Required work |
Return all lines below containing the word "this".

Dataset content |
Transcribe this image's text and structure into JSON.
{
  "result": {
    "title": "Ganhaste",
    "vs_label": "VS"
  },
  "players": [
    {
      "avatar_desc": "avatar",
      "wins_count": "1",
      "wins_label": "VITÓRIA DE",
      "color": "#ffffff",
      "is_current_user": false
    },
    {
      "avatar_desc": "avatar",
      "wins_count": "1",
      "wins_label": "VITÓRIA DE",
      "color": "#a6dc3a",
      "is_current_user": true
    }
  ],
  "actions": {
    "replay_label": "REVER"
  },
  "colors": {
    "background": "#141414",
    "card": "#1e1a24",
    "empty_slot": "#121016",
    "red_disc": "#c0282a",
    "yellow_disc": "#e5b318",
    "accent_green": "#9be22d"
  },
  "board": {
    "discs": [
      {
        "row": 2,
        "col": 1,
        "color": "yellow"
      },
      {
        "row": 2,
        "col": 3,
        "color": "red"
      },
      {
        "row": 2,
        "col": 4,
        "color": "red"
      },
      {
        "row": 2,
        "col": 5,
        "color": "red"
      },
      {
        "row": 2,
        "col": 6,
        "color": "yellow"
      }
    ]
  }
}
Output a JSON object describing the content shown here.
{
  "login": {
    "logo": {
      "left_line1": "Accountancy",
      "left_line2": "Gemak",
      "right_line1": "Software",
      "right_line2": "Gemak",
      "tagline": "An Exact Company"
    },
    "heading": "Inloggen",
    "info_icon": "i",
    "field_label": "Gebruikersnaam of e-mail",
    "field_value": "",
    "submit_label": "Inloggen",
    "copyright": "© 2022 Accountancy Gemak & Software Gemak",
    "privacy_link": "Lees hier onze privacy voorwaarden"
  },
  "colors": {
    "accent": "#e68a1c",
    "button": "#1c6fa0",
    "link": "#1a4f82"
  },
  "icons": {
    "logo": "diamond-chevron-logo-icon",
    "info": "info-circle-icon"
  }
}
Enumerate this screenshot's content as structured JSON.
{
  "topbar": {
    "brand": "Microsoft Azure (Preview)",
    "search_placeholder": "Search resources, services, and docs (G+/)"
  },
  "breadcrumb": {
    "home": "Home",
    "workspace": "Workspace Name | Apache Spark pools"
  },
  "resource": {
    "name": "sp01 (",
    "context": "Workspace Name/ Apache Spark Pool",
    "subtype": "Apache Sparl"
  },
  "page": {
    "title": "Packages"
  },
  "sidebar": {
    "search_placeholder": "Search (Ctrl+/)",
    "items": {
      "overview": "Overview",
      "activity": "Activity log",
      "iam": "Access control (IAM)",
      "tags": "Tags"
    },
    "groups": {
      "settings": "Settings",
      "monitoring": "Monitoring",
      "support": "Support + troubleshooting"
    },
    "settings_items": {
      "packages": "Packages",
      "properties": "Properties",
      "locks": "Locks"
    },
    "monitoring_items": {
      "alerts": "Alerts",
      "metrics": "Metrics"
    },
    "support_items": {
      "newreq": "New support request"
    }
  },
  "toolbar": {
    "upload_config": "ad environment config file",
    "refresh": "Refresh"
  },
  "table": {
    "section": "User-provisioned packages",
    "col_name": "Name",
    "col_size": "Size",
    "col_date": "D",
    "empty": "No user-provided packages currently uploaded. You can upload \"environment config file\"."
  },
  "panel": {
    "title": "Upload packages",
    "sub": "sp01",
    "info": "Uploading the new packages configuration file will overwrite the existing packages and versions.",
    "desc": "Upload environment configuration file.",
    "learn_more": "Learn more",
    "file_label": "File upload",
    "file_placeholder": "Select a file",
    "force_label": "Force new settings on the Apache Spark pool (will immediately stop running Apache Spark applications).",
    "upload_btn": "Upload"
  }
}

Response |
Transcribe this image's text and structure into JSON.
Enumerate this screenshot's content as structured JSON.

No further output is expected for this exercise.